**TASK TO COMPLETE:** Copy each of the entries below word for word.

• • • •

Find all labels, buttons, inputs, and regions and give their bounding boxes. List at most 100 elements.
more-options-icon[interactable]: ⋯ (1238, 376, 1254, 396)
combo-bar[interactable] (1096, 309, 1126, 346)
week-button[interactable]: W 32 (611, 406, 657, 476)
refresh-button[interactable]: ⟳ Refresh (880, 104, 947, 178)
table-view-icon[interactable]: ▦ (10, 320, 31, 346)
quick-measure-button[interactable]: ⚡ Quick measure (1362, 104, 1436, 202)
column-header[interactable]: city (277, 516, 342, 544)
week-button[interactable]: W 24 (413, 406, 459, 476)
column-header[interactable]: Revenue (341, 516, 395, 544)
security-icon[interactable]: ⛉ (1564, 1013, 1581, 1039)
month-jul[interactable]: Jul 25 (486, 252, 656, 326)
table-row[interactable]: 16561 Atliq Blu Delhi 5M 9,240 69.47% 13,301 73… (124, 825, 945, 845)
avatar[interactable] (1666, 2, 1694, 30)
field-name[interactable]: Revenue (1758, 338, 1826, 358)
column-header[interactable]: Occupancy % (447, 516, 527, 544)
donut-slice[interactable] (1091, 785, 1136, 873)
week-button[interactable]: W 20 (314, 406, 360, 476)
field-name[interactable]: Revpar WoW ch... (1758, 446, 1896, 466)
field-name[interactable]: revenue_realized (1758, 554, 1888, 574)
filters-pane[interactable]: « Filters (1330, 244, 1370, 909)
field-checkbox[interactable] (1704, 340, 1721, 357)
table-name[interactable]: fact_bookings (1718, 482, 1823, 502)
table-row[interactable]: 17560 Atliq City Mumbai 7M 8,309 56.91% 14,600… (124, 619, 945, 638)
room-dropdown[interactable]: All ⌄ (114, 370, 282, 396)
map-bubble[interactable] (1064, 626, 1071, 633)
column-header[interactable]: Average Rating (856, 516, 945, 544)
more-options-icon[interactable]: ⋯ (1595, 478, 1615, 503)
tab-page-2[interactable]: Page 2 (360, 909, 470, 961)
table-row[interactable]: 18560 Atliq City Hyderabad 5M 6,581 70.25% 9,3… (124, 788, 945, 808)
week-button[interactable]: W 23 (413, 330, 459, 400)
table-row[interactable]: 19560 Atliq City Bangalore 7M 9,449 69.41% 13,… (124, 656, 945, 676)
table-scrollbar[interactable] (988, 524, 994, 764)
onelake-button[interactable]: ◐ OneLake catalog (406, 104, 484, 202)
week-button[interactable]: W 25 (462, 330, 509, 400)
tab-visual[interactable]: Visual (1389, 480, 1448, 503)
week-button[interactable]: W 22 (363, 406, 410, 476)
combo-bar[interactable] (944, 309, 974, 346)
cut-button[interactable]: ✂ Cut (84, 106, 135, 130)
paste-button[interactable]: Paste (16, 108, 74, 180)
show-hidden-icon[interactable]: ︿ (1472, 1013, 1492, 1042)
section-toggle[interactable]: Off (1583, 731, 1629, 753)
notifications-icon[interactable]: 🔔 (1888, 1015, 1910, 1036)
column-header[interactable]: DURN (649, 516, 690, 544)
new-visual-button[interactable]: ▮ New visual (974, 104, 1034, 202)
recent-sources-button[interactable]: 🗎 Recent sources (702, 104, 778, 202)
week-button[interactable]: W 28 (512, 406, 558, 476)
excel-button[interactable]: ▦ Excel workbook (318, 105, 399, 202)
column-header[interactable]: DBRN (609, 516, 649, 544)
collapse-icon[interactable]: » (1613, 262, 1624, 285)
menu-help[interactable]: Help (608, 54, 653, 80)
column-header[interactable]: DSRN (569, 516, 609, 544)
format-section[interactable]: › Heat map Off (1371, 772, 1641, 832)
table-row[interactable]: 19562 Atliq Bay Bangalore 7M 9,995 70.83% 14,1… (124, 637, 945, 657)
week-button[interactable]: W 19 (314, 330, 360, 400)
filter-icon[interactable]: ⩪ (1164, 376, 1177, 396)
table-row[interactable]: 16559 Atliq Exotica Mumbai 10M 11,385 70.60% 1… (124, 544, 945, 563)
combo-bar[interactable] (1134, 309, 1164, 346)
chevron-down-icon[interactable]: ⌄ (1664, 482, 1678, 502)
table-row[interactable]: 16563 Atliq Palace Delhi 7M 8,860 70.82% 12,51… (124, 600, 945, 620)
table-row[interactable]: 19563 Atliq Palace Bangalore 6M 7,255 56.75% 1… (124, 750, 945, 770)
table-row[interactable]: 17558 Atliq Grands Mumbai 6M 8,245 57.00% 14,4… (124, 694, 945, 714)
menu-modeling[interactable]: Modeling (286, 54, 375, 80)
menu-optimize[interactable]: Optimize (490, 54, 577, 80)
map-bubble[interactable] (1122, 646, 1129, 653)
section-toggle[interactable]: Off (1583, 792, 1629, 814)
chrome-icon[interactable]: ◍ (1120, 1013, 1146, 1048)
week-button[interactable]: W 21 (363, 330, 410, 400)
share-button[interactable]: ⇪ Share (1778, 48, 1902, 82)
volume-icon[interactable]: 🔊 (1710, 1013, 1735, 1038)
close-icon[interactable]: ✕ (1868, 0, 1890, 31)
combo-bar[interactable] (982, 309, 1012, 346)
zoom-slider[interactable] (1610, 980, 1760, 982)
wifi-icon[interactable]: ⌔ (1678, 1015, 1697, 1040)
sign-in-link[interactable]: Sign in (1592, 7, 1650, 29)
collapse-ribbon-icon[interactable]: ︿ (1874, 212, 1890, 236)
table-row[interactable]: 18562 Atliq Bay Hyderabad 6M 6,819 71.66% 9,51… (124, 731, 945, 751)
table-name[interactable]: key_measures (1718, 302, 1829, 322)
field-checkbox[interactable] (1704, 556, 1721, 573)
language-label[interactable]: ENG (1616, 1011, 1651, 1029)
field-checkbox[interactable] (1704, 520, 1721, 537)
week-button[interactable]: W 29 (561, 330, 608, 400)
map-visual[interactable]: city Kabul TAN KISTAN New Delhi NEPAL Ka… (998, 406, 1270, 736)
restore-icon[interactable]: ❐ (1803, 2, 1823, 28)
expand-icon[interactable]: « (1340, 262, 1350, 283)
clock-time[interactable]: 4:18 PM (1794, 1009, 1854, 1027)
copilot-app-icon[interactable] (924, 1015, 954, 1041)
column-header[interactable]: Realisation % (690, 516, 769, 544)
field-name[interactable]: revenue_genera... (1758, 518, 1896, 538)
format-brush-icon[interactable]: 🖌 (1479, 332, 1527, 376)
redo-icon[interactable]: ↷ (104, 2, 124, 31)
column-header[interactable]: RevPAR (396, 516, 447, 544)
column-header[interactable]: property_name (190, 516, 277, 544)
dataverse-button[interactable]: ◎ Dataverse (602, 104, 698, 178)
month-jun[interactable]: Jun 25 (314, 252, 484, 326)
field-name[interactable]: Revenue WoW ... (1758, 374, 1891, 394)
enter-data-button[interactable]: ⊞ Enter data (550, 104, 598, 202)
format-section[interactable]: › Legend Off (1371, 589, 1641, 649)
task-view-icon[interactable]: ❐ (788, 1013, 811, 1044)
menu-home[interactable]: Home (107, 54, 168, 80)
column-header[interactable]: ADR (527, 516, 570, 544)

• • • •

**FINISHED TASK:**
Find all labels, buttons, inputs, and regions and give their bounding boxes. List at most 100 elements.
more-options-icon[interactable]: ⋯ (1238, 376, 1254, 396)
combo-bar[interactable] (1096, 309, 1126, 346)
week-button[interactable]: W 32 (611, 406, 657, 476)
refresh-button[interactable]: ⟳ Refresh (880, 104, 947, 178)
table-view-icon[interactable]: ▦ (10, 320, 31, 346)
quick-measure-button[interactable]: ⚡ Quick measure (1362, 104, 1436, 202)
column-header[interactable]: city (277, 516, 342, 544)
week-button[interactable]: W 24 (413, 406, 459, 476)
column-header[interactable]: Revenue (341, 516, 395, 544)
security-icon[interactable]: ⛉ (1564, 1013, 1581, 1039)
month-jul[interactable]: Jul 25 (486, 252, 656, 326)
table-row[interactable]: 16561 Atliq Blu Delhi 5M 9,240 69.47% 13,301 73… (124, 825, 945, 845)
avatar[interactable] (1666, 2, 1694, 30)
field-name[interactable]: Revenue (1758, 338, 1826, 358)
column-header[interactable]: Occupancy % (447, 516, 527, 544)
donut-slice[interactable] (1091, 785, 1136, 873)
week-button[interactable]: W 20 (314, 406, 360, 476)
field-name[interactable]: Revpar WoW ch... (1758, 446, 1896, 466)
field-name[interactable]: revenue_realized (1758, 554, 1888, 574)
filters-pane[interactable]: « Filters (1330, 244, 1370, 909)
field-checkbox[interactable] (1704, 340, 1721, 357)
table-name[interactable]: fact_bookings (1718, 482, 1823, 502)
table-row[interactable]: 17560 Atliq City Mumbai 7M 8,309 56.91% 14,600… (124, 619, 945, 638)
room-dropdown[interactable]: All ⌄ (114, 370, 282, 396)
map-bubble[interactable] (1064, 626, 1071, 633)
column-header[interactable]: Average Rating (856, 516, 945, 544)
more-options-icon[interactable]: ⋯ (1595, 478, 1615, 503)
tab-page-2[interactable]: Page 2 (360, 909, 470, 961)
table-row[interactable]: 18560 Atliq City Hyderabad 5M 6,581 70.25% 9,3… (124, 788, 945, 808)
week-button[interactable]: W 23 (413, 330, 459, 400)
table-row[interactable]: 19560 Atliq City Bangalore 7M 9,449 69.41% 13,… (124, 656, 945, 676)
table-scrollbar[interactable] (988, 524, 994, 764)
onelake-button[interactable]: ◐ OneLake catalog (406, 104, 484, 202)
week-button[interactable]: W 25 (462, 330, 509, 400)
tab-visual[interactable]: Visual (1389, 480, 1448, 503)
week-button[interactable]: W 22 (363, 406, 410, 476)
combo-bar[interactable] (944, 309, 974, 346)
cut-button[interactable]: ✂ Cut (84, 106, 135, 130)
paste-button[interactable]: Paste (16, 108, 74, 180)
show-hidden-icon[interactable]: ︿ (1472, 1013, 1492, 1042)
section-toggle[interactable]: Off (1583, 731, 1629, 753)
notifications-icon[interactable]: 🔔 (1888, 1015, 1910, 1036)
column-header[interactable]: DURN (649, 516, 690, 544)
new-visual-button[interactable]: ▮ New visual (974, 104, 1034, 202)
recent-sources-button[interactable]: 🗎 Recent sources (702, 104, 778, 202)
week-button[interactable]: W 28 (512, 406, 558, 476)
excel-button[interactable]: ▦ Excel workbook (318, 105, 399, 202)
column-header[interactable]: DBRN (609, 516, 649, 544)
collapse-icon[interactable]: » (1613, 262, 1624, 285)
menu-help[interactable]: Help (608, 54, 653, 80)
column-header[interactable]: DSRN (569, 516, 609, 544)
format-section[interactable]: › Heat map Off (1371, 772, 1641, 832)
table-row[interactable]: 19562 Atliq Bay Bangalore 7M 9,995 70.83% 14,1… (124, 637, 945, 657)
week-button[interactable]: W 19 (314, 330, 360, 400)
filter-icon[interactable]: ⩪ (1164, 376, 1177, 396)
table-row[interactable]: 16559 Atliq Exotica Mumbai 10M 11,385 70.60% 1… (124, 544, 945, 563)
combo-bar[interactable] (1134, 309, 1164, 346)
chevron-down-icon[interactable]: ⌄ (1664, 482, 1678, 502)
table-row[interactable]: 16563 Atliq Palace Delhi 7M 8,860 70.82% 12,51… (124, 600, 945, 620)
table-row[interactable]: 19563 Atliq Palace Bangalore 6M 7,255 56.75% 1… (124, 750, 945, 770)
table-row[interactable]: 17558 Atliq Grands Mumbai 6M 8,245 57.00% 14,4… (124, 694, 945, 714)
menu-modeling[interactable]: Modeling (286, 54, 375, 80)
menu-optimize[interactable]: Optimize (490, 54, 577, 80)
map-bubble[interactable] (1122, 646, 1129, 653)
section-toggle[interactable]: Off (1583, 792, 1629, 814)
chrome-icon[interactable]: ◍ (1120, 1013, 1146, 1048)
week-button[interactable]: W 21 (363, 330, 410, 400)
share-button[interactable]: ⇪ Share (1778, 48, 1902, 82)
volume-icon[interactable]: 🔊 (1710, 1013, 1735, 1038)
close-icon[interactable]: ✕ (1868, 0, 1890, 31)
combo-bar[interactable] (982, 309, 1012, 346)
zoom-slider[interactable] (1610, 980, 1760, 982)
wifi-icon[interactable]: ⌔ (1678, 1015, 1697, 1040)
sign-in-link[interactable]: Sign in (1592, 7, 1650, 29)
collapse-ribbon-icon[interactable]: ︿ (1874, 212, 1890, 236)
table-row[interactable]: 18562 Atliq Bay Hyderabad 6M 6,819 71.66% 9,51… (124, 731, 945, 751)
table-name[interactable]: key_measures (1718, 302, 1829, 322)
field-checkbox[interactable] (1704, 556, 1721, 573)
language-label[interactable]: ENG (1616, 1011, 1651, 1029)
field-checkbox[interactable] (1704, 520, 1721, 537)
week-button[interactable]: W 29 (561, 330, 608, 400)
map-visual[interactable]: city Kabul TAN KISTAN New Delhi NEPAL Ka… (998, 406, 1270, 736)
restore-icon[interactable]: ❐ (1803, 2, 1823, 28)
expand-icon[interactable]: « (1340, 262, 1350, 283)
clock-time[interactable]: 4:18 PM (1794, 1009, 1854, 1027)
copilot-app-icon[interactable] (924, 1015, 954, 1041)
column-header[interactable]: Realisation % (690, 516, 769, 544)
field-name[interactable]: revenue_genera... (1758, 518, 1896, 538)
format-brush-icon[interactable]: 🖌 (1479, 332, 1527, 376)
redo-icon[interactable]: ↷ (104, 2, 124, 31)
column-header[interactable]: RevPAR (396, 516, 447, 544)
column-header[interactable]: property_name (190, 516, 277, 544)
dataverse-button[interactable]: ◎ Dataverse (602, 104, 698, 178)
month-jun[interactable]: Jun 25 (314, 252, 484, 326)
field-name[interactable]: Revenue WoW ... (1758, 374, 1891, 394)
enter-data-button[interactable]: ⊞ Enter data (550, 104, 598, 202)
format-section[interactable]: › Legend Off (1371, 589, 1641, 649)
task-view-icon[interactable]: ❐ (788, 1013, 811, 1044)
menu-home[interactable]: Home (107, 54, 168, 80)
column-header[interactable]: ADR (527, 516, 570, 544)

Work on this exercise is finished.